Write out the whole listing again, exactly as given.

▶ [Material provided]:
────────────────

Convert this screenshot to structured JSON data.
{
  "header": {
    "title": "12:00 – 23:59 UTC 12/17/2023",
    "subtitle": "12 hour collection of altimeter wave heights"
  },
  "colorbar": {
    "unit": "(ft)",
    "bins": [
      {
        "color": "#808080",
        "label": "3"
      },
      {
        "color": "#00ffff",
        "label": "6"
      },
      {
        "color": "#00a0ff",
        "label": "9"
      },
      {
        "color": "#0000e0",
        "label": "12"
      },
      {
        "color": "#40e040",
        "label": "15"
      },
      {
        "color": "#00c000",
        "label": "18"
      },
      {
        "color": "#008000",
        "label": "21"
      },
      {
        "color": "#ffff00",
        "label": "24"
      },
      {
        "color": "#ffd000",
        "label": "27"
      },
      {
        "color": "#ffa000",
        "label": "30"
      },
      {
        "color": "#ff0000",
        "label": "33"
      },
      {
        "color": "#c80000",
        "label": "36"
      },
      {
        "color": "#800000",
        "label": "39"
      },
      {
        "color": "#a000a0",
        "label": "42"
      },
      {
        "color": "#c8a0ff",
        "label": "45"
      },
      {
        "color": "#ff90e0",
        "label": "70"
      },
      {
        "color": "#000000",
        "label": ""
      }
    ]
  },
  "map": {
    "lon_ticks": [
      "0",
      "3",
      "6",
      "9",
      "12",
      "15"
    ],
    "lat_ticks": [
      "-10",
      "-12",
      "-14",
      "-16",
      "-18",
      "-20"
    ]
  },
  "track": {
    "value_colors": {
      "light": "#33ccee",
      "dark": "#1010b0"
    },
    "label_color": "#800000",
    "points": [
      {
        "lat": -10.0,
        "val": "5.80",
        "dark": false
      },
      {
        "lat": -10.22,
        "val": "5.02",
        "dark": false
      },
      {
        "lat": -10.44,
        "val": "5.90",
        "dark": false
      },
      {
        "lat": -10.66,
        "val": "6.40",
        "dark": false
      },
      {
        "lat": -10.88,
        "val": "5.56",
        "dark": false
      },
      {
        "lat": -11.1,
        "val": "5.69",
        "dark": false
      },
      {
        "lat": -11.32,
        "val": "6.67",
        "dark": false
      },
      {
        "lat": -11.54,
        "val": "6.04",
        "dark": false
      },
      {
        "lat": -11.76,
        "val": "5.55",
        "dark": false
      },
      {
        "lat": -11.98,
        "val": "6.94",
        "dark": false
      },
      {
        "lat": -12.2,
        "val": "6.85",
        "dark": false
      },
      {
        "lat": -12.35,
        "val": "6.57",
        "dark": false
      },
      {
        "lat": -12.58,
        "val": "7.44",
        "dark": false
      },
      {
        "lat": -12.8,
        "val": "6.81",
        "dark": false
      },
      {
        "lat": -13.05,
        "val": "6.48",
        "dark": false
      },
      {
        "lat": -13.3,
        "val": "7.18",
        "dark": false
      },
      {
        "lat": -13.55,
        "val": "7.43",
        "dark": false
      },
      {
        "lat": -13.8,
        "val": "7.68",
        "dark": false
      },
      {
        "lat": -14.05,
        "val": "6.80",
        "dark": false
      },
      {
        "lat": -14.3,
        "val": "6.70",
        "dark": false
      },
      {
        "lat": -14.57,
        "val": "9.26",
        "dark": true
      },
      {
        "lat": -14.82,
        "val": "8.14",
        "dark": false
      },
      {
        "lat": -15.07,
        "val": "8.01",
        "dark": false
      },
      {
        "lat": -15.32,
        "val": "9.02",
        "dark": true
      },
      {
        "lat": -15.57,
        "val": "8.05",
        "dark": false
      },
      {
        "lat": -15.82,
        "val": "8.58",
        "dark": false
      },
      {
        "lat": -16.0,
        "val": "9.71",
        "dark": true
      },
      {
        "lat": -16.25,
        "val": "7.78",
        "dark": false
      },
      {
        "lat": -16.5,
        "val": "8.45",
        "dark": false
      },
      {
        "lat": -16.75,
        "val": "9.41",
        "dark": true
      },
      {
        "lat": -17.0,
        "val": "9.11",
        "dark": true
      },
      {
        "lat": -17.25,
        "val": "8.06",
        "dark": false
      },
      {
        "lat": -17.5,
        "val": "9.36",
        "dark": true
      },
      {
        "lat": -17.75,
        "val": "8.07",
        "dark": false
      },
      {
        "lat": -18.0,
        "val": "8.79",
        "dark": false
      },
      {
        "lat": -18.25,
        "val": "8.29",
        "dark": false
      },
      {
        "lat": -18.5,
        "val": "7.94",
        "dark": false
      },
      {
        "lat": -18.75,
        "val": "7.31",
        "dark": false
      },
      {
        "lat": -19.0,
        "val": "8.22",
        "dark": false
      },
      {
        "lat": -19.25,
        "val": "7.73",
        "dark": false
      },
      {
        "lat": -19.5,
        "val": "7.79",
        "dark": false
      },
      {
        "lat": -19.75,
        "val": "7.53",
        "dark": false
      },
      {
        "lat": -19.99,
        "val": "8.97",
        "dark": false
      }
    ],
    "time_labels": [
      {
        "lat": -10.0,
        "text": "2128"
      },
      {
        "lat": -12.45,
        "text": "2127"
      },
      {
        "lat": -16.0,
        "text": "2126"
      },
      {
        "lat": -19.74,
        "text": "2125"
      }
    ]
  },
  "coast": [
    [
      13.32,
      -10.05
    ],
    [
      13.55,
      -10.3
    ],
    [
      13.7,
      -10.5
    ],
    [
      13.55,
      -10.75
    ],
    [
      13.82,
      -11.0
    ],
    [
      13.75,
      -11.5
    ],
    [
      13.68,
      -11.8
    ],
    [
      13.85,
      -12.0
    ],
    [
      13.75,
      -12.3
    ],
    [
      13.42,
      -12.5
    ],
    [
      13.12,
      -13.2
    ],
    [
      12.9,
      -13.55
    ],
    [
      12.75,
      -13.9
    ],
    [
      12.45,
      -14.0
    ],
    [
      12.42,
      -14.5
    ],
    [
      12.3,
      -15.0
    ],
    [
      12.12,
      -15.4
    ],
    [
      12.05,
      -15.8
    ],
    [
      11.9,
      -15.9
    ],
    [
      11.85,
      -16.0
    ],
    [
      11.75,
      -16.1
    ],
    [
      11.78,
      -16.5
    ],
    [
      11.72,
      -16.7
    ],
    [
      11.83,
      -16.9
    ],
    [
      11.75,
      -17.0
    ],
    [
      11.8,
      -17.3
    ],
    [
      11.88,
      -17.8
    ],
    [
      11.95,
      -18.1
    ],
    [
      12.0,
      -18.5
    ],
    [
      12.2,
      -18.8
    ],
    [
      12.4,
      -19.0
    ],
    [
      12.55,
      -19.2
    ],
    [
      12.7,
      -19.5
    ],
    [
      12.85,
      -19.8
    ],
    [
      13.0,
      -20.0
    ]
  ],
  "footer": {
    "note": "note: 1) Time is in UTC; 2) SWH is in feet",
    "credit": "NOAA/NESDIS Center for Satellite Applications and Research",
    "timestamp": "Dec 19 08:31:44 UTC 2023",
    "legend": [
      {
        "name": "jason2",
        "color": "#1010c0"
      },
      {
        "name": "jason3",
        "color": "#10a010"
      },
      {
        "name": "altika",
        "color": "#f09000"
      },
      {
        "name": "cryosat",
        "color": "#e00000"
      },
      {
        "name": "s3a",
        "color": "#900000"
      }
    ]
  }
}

────────────────

▶ [Result of this task]:
Convert this screenshot to structured JSON data.
{
  "header": {
    "title": "12:00 – 23:59 UTC 12/17/2023",
    "subtitle": "12 hour collection of altimeter wave heights"
  },
  "colorbar": {
    "unit": "(ft)",
    "bins": [
      {
        "color": "#808080",
        "label": "3"
      },
      {
        "color": "#00ffff",
        "label": "6"
      },
      {
        "color": "#00a0ff",
        "label": "9"
      },
      {
        "color": "#0000e0",
        "label": "12"
      },
      {
        "color": "#40e040",
        "label": "15"
      },
      {
        "color": "#00c000",
        "label": "18"
      },
      {
        "color": "#008000",
        "label": "21"
      },
      {
        "color": "#ffff00",
        "label": "24"
      },
      {
        "color": "#ffd000",
        "label": "27"
      },
      {
        "color": "#ffa000",
        "label": "30"
      },
      {
        "color": "#ff0000",
        "label": "33"
      },
      {
        "color": "#c80000",
        "label": "36"
      },
      {
        "color": "#800000",
        "label": "39"
      },
      {
        "color": "#a000a0",
        "label": "42"
      },
      {
        "color": "#c8a0ff",
        "label": "45"
      },
      {
        "color": "#ff90e0",
        "label": "70"
      },
      {
        "color": "#000000",
        "label": ""
      }
    ]
  },
  "map": {
    "lon_ticks": [
      "0",
      "3",
      "6",
      "9",
      "12",
      "15"
    ],
    "lat_ticks": [
      "-10",
      "-12",
      "-14",
      "-16",
      "-18",
      "-20"
    ]
  },
  "track": {
    "value_colors": {
      "light": "#33ccee",
      "dark": "#1010b0"
    },
    "label_color": "#800000",
    "points": [
      {
        "lat": -10.0,
        "val": "5.80",
        "dark": false
      },
      {
        "lat": -10.22,
        "val": "5.02",
        "dark": false
      },
      {
        "lat": -10.44,
        "val": "5.90",
        "dark": false
      },
      {
        "lat": -10.66,
        "val": "6.40",
        "dark": false
      },
      {
        "lat": -10.88,
        "val": "5.56",
        "dark": false
      },
      {
        "lat": -11.1,
        "val": "5.69",
        "dark": false
      },
      {
        "lat": -11.32,
        "val": "6.67",
        "dark": false
      },
      {
        "lat": -11.54,
        "val": "6.04",
        "dark": false
      },
      {
        "lat": -11.76,
        "val": "5.55",
        "dark": false
      },
      {
        "lat": -11.98,
        "val": "6.94",
        "dark": false
      },
      {
        "lat": -12.2,
        "val": "6.85",
        "dark": false
      },
      {
        "lat": -12.35,
        "val": "6.57",
        "dark": false
      },
      {
        "lat": -12.58,
        "val": "7.44",
        "dark": false
      },
      {
        "lat": -12.8,
        "val": "6.81",
        "dark": false
      },
      {
        "lat": -13.05,
        "val": "6.48",
        "dark": false
      },
      {
        "lat": -13.3,
        "val": "7.18",
        "dark": false
      },
      {
        "lat": -13.55,
        "val": "7.43",
        "dark": false
      },
      {
        "lat": -13.8,
        "val": "7.68",
        "dark": false
      },
      {
        "lat": -14.05,
        "val": "6.80",
        "dark": false
      },
      {
        "lat": -14.3,
        "val": "6.70",
        "dark": false
      },
      {
        "lat": -14.57,
        "val": "9.26",
        "dark": true
      },
      {
        "lat": -14.82,
        "val": "8.14",
        "dark": false
      },
      {
        "lat": -15.07,
        "val": "8.01",
        "dark": false
      },
      {
        "lat": -15.32,
        "val": "9.02",
        "dark": true
      },
      {
        "lat": -15.57,
        "val": "8.05",
        "dark": false
      },
      {
        "lat": -15.82,
        "val": "8.58",
        "dark": false
      },
      {
        "lat": -16.0,
        "val": "9.71",
        "dark": true
      },
      {
        "lat": -16.25,
        "val": "7.78",
        "dark": false
      },
      {
        "lat": -16.5,
        "val": "8.45",
        "dark": false
      },
      {
        "lat": -16.75,
        "val": "9.41",
        "dark": true
      },
      {
        "lat": -17.0,
        "val": "9.11",
        "dark": true
      },
      {
        "lat": -17.25,
        "val": "8.06",
        "dark": false
      },
      {
        "lat": -17.5,
        "val": "9.36",
        "dark": true
      },
      {
        "lat": -17.75,
        "val": "8.07",
        "dark": false
      },
      {
        "lat": -18.0,
        "val": "8.79",
        "dark": false
      },
      {
        "lat": -18.25,
        "val": "8.29",
        "dark": false
      },
      {
        "lat": -18.5,
        "val": "7.94",
        "dark": false
      },
      {
        "lat": -18.75,
        "val": "7.31",
        "dark": false
      },
      {
        "lat": -19.0,
        "val": "8.22",
        "dark": false
      },
      {
        "lat": -19.25,
        "val": "7.73",
        "dark": false
      },
      {
        "lat": -19.5,
        "val": "7.79",
        "dark": false
      },
      {
        "lat": -19.75,
        "val": "7.53",
        "dark": false
      },
      {
        "lat": -19.99,
        "val": "8.97",
        "dark": false
      }
    ],
    "time_labels": [
      {
        "lat": -10.0,
        "text": "2128"
      },
      {
        "lat": -12.45,
        "text": "2127"
      },
      {
        "lat": -16.0,
        "text": "2126"
      },
      {
        "lat": -19.74,
        "text": "2125"
      }
    ]
  },
  "coast": [
    [
      13.32,
      -10.05
    ],
    [
      13.55,
      -10.3
    ],
    [
      13.7,
      -10.5
    ],
    [
      13.55,
      -10.75
    ],
    [
      13.82,
      -11.0
    ],
    [
      13.75,
      -11.5
    ],
    [
      13.68,
      -11.8
    ],
    [
      13.85,
      -12.0
    ],
    [
      13.75,
      -12.3
    ],
    [
      13.42,
      -12.5
    ],
    [
      13.12,
      -13.2
    ],
    [
      12.9,
      -13.55
    ],
    [
      12.75,
      -13.9
    ],
    [
      12.45,
      -14.0
    ],
    [
      12.42,
      -14.5
    ],
    [
      12.3,
      -15.0
    ],
    [
      12.12,
      -15.4
    ],
    [
      12.05,
      -15.8
    ],
    [
      11.9,
      -15.9
    ],
    [
      11.85,
      -16.0
    ],
    [
      11.75,
      -16.1
    ],
    [
      11.78,
      -16.5
    ],
    [
      11.72,
      -16.7
    ],
    [
      11.83,
      -16.9
    ],
    [
      11.75,
      -17.0
    ],
    [
      11.8,
      -17.3
    ],
    [
      11.88,
      -17.8
    ],
    [
      11.95,
      -18.1
    ],
    [
      12.0,
      -18.5
    ],
    [
      12.2,
      -18.8
    ],
    [
      12.4,
      -19.0
    ],
    [
      12.55,
      -19.2
    ],
    [
      12.7,
      -19.5
    ],
    [
      12.85,
      -19.8
    ],
    [
      13.0,
      -20.0
    ]
  ],
  "footer": {
    "note": "note: 1) Time is in UTC; 2) SWH is in feet",
    "credit": "NOAA/NESDIS Center for Satellite Applications and Research",
    "timestamp": "Dec 19 08:31:44 UTC 2023",
    "legend": [
      {
        "name": "jason2",
        "color": "#1010c0"
      },
      {
        "name": "jason3",
        "color": "#10a010"
      },
      {
        "name": "altika",
        "color": "#f09000"
      },
      {
        "name": "cryosat",
        "color": "#e00000"
      },
      {
        "name": "s3a",
        "color": "#900000"
      }
    ]
  }
}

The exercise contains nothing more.